__Exercise objective__:
For each line that holds "Reconstructed", copy the line out.
=======
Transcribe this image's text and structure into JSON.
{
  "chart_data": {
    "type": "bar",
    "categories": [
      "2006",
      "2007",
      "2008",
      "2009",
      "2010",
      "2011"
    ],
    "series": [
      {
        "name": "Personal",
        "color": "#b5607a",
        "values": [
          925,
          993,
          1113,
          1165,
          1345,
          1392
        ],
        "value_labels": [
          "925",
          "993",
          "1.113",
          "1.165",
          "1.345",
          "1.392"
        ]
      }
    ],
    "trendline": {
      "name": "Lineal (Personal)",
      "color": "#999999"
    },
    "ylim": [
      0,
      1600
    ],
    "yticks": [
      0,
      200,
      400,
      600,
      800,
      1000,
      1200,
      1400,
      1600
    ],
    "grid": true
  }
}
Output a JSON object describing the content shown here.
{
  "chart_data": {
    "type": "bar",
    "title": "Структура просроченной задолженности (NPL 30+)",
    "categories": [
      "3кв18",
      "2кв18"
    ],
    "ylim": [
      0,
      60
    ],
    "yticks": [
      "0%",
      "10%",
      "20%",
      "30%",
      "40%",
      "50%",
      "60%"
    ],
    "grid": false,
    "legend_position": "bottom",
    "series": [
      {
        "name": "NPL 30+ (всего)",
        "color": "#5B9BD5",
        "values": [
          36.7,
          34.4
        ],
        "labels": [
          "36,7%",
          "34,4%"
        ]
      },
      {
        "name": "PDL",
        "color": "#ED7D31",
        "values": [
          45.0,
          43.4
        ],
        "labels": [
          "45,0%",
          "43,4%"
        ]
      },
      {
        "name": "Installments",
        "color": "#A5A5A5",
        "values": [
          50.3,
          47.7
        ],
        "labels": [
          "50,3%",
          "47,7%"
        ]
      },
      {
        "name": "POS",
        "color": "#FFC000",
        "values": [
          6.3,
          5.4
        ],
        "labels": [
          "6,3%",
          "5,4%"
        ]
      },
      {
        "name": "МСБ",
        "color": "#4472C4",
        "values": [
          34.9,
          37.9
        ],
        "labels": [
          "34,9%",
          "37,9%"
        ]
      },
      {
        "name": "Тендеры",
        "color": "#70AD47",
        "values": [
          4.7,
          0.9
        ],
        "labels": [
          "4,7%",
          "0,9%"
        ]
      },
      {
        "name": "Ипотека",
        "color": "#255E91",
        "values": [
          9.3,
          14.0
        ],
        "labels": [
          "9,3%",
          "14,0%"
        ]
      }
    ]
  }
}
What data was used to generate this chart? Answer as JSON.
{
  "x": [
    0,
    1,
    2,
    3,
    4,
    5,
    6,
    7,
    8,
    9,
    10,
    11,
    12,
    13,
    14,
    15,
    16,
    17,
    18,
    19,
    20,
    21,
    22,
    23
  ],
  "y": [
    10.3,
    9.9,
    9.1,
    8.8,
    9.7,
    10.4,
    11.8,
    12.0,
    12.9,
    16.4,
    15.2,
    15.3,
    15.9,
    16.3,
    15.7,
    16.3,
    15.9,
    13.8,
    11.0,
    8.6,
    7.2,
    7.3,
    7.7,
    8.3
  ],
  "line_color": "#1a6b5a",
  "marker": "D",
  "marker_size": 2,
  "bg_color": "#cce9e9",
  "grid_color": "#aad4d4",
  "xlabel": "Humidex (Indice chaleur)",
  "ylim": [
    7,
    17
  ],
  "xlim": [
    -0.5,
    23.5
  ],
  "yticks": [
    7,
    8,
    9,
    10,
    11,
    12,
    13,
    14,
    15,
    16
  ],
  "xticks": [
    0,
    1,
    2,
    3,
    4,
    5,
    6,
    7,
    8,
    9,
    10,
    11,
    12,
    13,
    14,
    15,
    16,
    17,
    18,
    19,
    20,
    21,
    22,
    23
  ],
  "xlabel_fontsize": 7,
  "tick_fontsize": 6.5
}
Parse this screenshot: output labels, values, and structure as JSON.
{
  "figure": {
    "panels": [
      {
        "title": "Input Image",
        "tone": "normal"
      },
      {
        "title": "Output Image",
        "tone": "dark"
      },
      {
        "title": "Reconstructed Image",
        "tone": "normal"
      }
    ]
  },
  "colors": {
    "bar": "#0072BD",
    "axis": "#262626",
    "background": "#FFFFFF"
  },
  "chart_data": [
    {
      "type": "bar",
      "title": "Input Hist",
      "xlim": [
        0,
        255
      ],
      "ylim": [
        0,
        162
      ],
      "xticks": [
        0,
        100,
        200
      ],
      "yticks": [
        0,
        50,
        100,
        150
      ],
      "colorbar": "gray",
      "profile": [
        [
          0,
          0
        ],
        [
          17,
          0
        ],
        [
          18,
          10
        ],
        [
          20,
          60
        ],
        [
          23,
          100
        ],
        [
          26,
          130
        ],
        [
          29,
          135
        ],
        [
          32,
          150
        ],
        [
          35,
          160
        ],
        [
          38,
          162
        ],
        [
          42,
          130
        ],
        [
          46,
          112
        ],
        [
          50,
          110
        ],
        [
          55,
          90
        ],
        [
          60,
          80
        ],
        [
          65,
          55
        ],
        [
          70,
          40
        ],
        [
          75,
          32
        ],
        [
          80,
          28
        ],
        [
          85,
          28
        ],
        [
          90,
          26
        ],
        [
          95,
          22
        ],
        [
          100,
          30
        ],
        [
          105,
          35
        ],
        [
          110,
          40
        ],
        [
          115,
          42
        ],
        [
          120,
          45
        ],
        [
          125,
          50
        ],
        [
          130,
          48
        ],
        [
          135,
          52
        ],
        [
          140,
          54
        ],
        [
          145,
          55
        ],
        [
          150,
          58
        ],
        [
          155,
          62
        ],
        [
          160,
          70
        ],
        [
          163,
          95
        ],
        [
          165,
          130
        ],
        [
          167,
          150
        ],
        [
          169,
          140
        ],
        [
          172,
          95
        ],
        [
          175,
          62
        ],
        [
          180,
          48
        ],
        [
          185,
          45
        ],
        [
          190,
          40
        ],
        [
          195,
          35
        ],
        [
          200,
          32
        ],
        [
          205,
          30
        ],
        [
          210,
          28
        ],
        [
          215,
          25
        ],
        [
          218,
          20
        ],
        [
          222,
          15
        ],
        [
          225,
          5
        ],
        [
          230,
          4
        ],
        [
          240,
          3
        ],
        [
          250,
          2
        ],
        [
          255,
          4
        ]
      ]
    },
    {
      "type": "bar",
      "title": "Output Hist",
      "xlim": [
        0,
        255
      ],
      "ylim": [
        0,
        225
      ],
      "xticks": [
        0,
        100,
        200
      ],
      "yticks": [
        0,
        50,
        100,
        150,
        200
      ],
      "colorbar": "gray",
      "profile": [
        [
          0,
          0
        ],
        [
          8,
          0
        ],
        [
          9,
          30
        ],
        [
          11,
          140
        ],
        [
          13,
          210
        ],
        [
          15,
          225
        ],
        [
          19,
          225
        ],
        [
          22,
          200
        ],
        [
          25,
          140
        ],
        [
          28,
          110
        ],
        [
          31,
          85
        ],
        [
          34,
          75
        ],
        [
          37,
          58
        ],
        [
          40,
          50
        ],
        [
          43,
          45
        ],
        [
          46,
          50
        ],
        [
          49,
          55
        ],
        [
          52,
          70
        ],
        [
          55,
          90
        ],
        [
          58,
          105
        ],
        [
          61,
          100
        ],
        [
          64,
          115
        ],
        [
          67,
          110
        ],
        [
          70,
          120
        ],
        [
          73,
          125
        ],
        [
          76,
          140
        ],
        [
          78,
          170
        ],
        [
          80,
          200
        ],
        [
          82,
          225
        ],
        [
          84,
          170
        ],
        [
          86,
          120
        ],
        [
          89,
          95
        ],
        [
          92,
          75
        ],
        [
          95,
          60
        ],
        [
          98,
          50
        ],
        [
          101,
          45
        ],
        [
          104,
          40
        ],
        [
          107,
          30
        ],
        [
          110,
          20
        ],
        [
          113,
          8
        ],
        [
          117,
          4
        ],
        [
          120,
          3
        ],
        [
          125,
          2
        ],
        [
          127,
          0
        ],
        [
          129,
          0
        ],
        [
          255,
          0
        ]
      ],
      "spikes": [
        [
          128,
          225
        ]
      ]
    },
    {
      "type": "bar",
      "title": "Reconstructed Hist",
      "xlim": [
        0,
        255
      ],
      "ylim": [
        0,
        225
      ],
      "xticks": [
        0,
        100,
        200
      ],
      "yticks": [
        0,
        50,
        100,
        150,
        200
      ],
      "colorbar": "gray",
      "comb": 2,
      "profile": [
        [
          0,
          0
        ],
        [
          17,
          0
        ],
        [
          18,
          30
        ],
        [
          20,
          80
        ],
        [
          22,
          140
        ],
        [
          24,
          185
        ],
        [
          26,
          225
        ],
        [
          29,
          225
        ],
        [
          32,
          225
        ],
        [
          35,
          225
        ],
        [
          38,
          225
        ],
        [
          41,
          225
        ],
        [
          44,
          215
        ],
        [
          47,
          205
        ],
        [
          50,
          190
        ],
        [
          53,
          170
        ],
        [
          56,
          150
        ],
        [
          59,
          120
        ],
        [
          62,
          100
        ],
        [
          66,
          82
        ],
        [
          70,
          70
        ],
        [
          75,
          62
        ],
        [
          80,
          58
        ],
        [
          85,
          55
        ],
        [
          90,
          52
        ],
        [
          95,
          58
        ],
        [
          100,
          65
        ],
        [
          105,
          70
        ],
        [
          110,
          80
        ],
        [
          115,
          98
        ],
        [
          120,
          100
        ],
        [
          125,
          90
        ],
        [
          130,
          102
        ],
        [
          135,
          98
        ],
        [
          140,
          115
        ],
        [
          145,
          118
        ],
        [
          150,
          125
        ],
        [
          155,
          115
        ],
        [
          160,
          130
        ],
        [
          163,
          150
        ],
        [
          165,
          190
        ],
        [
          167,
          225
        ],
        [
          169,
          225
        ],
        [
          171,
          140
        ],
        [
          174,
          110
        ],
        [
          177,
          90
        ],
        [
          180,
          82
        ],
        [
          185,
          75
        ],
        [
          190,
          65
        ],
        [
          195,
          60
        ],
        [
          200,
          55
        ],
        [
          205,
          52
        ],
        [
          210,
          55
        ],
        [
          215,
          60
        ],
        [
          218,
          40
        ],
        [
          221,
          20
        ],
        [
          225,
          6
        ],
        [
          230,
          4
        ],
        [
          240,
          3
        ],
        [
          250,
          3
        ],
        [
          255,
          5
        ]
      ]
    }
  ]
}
=======
__Answer for the task__:
        "title": "Reconstructed Image",
      "title": "Reconstructed Hist",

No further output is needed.